PROBLEM SET:
1/ According to the abstract on predicting gene expression, why did the researchers construct groups of genes for ontology-classified biological processes? Answer in one to three sentences.
2/ Duplicate the portion of the abstract on predicting gene expression from "Predicting expression: The" up to and including "a genome-wide level.".
3/ In the abstract on predicting gene expression, for how many mammalian cell types did the researchers construct predictive models?

[PROVIDED PASSAGE]

Predicting expression: The complementary power of histone modification and transcription factor binding data (Epidemiologic Perspectives & Innovations)
Background:
Transcription factors (TFs) and histone modifications (HMs) play critical roles in gene expression by regulating mRNA transcription. Modeling frameworks have been developed to integrate high-throughput -omics data, with the aim of elucidating the regulatory logic that results from the interactions of DNA, TFs and HMs. These models have yielded an unexpected and poorly understood result: that TFs and HMs are statistically redundant in explaining mRNA transcript abundance at a genome-wide level.
Results:
We constructed predictive models of gene expression by integrating RNA-seq, TF and HM ChIP-seq and DNase I hypersensitivity data for two mammalian cell types. All models identified genome-wide statistical redundancy both within and between TFs and HMs, as previously reported. To investigate potential explanations, groups of genes were constructed for ontology-classified biological processes. Predictive models were constructed for each process to explore the distribution of statistical redundancy. We find significant variation in the predictive capacity of TFs and HMs across these processes and demonstrate the predictive power of HMs to be inversely proportional to process enrichment for housekeeping genes.

[/PROVIDED PASSAGE]
[RAW DATA]

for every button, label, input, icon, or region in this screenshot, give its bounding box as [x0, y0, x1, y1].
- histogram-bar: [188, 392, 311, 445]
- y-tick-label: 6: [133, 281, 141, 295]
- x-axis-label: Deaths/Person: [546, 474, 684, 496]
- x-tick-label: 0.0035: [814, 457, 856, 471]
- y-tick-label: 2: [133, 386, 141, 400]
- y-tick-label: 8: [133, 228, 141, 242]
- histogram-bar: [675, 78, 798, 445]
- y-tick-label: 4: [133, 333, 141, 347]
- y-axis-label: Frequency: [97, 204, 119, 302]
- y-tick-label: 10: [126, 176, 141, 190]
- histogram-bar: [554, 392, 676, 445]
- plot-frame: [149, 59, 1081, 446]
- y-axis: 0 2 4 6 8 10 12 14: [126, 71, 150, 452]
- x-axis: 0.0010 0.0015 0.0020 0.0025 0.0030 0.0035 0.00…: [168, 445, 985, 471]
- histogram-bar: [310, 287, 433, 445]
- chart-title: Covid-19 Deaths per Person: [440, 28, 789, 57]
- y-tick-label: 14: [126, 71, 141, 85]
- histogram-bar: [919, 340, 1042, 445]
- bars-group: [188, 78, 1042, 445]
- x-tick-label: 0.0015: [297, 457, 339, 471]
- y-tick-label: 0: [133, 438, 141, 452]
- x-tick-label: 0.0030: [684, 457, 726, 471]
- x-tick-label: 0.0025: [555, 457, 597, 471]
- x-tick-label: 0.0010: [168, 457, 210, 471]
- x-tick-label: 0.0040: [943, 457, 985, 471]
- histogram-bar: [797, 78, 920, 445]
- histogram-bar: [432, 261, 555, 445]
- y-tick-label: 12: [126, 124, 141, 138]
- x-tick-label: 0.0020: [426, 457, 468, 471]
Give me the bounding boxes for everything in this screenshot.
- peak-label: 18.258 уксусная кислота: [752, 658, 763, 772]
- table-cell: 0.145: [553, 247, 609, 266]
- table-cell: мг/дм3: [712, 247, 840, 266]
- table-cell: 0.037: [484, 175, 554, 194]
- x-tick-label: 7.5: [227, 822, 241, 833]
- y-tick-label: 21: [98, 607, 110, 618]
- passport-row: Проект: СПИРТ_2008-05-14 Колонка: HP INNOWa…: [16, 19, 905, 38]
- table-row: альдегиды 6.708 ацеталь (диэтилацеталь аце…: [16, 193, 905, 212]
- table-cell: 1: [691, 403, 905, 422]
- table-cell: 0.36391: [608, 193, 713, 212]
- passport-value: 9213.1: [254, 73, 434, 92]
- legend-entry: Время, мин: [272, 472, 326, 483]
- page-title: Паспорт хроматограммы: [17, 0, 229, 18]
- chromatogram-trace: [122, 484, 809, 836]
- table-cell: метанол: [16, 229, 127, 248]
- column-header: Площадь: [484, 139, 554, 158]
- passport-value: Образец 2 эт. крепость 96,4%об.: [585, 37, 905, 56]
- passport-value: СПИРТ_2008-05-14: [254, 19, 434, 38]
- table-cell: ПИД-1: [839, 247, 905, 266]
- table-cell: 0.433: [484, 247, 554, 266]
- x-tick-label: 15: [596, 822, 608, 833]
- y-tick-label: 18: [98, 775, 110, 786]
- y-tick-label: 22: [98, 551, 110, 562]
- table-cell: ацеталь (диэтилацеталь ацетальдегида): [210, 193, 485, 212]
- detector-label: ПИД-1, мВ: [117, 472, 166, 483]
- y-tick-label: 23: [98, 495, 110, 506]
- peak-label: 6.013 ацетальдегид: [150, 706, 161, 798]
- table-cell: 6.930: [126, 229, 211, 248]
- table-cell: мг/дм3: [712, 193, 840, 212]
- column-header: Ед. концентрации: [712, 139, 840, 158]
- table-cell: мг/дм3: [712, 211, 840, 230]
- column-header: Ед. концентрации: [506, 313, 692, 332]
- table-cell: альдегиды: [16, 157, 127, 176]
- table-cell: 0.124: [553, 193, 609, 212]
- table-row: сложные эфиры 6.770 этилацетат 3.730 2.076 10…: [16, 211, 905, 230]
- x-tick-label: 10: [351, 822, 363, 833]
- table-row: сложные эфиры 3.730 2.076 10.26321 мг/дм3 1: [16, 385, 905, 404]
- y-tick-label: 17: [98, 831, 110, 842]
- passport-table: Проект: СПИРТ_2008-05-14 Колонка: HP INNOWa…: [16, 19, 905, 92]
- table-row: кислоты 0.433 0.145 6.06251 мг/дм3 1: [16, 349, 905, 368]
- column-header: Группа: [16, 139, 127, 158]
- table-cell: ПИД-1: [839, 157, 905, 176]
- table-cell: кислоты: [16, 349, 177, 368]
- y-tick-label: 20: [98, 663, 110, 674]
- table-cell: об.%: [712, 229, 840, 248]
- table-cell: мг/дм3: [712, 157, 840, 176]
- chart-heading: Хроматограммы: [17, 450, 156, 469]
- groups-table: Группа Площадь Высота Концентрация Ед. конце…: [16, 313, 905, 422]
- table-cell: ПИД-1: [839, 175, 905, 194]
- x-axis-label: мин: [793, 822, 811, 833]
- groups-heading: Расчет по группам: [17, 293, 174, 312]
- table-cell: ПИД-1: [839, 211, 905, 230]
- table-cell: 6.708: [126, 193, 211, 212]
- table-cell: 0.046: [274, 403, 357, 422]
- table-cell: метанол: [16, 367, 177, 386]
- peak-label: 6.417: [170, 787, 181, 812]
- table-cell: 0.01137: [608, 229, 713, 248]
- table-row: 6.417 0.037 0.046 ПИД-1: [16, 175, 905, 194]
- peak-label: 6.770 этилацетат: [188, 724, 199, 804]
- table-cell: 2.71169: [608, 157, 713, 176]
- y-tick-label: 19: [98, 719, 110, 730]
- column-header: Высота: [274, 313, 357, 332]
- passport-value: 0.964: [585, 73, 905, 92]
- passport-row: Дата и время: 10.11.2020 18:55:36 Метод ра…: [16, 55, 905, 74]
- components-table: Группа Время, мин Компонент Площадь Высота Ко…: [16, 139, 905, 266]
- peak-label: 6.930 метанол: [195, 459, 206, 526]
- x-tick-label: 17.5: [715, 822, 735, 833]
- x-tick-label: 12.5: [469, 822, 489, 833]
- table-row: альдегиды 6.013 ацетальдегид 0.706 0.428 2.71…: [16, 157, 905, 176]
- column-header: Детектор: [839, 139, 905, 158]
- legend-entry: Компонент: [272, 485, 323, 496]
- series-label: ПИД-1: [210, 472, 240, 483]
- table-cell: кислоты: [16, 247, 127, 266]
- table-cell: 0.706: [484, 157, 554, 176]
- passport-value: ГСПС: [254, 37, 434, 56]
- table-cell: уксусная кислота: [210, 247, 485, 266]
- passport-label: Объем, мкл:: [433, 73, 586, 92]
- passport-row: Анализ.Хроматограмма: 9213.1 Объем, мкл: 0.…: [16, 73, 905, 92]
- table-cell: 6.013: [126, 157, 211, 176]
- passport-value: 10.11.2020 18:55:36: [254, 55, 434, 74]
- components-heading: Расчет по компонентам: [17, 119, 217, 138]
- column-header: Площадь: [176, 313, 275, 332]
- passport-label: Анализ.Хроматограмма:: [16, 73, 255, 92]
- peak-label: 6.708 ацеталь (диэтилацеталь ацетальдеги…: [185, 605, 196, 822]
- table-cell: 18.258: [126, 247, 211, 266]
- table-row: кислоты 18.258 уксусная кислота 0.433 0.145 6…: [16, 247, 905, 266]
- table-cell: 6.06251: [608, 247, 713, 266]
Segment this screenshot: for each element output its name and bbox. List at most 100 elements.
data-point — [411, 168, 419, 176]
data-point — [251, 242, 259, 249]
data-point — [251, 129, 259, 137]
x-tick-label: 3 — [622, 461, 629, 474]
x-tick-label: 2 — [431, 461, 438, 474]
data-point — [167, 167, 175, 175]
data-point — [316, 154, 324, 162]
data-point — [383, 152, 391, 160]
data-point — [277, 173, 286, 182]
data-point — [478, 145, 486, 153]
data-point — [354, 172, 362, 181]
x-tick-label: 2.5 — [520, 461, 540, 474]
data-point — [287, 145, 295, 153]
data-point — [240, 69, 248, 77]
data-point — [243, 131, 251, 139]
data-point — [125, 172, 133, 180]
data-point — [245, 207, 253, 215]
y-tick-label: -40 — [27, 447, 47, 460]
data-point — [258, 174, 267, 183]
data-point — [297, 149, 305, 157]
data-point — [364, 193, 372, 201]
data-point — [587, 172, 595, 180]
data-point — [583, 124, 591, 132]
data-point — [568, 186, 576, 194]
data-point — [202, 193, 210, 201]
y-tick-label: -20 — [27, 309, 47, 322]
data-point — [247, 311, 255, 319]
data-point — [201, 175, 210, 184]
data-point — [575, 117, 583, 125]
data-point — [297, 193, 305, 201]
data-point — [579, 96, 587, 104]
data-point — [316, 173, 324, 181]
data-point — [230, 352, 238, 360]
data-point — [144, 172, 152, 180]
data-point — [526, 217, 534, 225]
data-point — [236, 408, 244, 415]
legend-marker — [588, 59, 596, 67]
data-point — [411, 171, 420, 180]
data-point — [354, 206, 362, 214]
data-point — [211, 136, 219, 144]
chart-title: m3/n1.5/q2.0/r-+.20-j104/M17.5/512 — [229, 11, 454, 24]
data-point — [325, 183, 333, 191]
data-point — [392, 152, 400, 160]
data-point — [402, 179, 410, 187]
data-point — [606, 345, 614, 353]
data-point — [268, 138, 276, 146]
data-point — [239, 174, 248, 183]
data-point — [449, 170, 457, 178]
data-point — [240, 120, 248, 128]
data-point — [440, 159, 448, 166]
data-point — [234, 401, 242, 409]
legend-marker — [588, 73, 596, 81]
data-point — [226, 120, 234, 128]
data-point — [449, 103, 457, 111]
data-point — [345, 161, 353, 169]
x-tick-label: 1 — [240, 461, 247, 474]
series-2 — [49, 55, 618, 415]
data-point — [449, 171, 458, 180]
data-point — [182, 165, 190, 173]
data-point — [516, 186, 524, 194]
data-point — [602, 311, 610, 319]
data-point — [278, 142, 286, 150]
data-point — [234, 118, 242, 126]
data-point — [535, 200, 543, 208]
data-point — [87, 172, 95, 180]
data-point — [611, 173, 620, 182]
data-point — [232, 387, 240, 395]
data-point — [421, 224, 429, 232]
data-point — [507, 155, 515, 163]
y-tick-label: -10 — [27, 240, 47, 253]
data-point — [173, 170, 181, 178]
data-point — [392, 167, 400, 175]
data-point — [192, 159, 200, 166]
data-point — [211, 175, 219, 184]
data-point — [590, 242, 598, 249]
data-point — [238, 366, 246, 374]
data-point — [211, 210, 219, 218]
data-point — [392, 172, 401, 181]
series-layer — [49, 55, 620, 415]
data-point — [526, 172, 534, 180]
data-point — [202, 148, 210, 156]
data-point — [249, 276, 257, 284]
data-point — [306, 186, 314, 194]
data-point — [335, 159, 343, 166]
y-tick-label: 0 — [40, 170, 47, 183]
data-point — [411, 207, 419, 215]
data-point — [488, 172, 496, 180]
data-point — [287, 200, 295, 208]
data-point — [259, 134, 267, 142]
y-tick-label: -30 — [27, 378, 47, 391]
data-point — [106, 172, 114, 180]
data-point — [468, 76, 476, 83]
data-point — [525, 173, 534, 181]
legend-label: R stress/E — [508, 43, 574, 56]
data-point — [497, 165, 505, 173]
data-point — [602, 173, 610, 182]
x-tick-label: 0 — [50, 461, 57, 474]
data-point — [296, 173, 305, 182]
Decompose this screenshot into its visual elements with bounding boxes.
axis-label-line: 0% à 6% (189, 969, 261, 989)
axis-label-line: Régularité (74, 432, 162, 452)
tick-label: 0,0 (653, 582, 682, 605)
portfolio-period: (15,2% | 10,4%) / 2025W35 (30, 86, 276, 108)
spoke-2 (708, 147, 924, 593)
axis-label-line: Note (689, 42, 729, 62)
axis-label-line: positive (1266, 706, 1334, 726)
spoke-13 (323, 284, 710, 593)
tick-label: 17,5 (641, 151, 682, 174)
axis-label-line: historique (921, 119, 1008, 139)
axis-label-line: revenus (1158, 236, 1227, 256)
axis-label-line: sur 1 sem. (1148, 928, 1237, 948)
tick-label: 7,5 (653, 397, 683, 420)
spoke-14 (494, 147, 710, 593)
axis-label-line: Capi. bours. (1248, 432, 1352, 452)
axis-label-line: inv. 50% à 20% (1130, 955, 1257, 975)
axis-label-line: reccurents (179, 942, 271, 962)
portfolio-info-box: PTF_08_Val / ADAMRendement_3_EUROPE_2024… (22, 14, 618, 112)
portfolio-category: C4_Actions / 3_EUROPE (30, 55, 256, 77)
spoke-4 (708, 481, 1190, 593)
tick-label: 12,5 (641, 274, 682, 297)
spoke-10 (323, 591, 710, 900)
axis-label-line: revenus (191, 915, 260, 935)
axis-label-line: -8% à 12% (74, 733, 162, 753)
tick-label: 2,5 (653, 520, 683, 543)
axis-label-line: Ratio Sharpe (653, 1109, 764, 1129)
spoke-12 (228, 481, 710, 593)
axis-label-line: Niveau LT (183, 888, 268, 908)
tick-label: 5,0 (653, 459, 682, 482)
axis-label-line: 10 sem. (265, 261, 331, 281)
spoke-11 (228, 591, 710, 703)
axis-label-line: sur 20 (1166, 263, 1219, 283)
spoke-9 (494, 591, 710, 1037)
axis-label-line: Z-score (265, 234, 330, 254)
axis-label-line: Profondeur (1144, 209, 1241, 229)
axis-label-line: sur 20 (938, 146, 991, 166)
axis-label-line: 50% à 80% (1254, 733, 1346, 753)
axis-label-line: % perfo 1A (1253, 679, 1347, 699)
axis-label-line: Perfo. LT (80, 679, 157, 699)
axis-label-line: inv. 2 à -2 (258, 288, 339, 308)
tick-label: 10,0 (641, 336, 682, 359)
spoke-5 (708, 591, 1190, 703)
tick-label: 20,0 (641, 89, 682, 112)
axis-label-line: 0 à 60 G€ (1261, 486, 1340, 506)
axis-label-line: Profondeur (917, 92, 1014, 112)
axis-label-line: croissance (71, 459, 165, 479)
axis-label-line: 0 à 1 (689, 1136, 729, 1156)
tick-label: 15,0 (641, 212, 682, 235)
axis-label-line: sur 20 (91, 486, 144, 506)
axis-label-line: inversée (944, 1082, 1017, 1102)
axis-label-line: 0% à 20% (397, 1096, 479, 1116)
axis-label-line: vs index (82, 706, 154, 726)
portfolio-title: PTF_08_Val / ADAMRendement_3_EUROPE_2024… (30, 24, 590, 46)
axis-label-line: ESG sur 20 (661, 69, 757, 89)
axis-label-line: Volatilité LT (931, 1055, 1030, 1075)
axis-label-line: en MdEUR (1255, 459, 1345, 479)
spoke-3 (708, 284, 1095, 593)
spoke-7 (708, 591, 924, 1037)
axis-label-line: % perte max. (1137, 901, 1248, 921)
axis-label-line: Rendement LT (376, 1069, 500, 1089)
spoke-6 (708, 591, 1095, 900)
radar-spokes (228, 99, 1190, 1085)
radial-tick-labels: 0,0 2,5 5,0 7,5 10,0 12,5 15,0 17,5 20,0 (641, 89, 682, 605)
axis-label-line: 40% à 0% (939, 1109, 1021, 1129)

[/RAW DATA]

PER-TASK ANSWERS:
1/ They constructed these gene groups to investigate potential explanations for the statistical redundancy within and between transcription factors and histone modifications that all of their models identified at the genome-wide level. They then built predictive models for each process to explore how that redundancy is distributed.

2/
Predicting expression: The complementary power of histone modification and transcription factor binding data (Epidemiologic Perspectives & Innovations)
Background:
Transcription factors (TFs) and histone modifications (HMs) play critical roles in gene expression by regulating mRNA transcription. Modeling frameworks have been developed to integrate high-throughput -omics data, with the aim of elucidating the regulatory logic that results from the interactions of DNA, TFs and HMs. These models have yielded an unexpected and poorly understood result: that TFs and HMs are statistically redundant in explaining mRNA transcript abundance at a genome-wide level.

3/ They constructed predictive models for two mammalian cell types.